** Given problem **
Give only the number of lines that contain the word "this".

** Dataset entries **
↓↓↓

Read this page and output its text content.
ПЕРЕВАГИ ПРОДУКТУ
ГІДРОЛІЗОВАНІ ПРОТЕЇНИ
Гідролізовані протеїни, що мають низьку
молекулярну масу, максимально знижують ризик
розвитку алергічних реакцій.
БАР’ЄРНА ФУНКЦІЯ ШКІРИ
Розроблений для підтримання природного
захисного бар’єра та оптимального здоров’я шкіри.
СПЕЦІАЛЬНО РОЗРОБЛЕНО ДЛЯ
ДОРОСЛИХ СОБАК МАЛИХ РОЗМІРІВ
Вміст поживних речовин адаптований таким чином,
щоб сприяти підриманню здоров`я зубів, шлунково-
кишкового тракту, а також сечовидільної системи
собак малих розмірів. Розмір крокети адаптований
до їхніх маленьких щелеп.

↑↑↑
↓↓↓

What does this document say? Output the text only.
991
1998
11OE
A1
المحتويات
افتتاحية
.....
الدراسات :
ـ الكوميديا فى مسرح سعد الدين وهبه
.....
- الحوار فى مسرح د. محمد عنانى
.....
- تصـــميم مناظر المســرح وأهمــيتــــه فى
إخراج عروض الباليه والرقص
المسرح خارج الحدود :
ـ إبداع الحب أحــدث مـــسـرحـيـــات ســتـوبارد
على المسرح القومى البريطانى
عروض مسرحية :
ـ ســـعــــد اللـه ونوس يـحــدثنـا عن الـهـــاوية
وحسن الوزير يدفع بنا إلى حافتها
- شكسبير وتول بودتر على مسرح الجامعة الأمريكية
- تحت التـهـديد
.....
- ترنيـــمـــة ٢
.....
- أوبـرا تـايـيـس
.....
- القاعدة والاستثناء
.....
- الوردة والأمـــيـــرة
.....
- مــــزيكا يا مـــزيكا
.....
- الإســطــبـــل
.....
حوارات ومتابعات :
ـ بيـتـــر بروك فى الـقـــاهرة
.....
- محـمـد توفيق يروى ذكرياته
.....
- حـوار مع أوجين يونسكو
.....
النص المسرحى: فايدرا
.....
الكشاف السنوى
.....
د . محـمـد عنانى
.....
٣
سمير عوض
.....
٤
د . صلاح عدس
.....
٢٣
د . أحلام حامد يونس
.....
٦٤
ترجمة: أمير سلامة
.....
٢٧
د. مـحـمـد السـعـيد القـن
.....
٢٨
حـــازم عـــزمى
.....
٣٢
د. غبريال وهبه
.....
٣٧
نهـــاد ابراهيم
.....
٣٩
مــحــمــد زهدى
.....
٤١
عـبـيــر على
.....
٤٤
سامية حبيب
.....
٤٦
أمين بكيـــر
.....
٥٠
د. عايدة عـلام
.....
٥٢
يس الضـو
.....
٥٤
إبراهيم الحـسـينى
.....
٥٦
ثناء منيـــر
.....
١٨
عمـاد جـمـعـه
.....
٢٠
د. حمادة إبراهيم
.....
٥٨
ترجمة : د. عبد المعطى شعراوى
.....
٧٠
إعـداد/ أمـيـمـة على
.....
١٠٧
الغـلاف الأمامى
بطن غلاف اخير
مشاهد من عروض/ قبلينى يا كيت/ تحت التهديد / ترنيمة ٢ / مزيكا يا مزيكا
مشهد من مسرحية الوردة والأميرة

↑↑↑

** Exercise answer **
2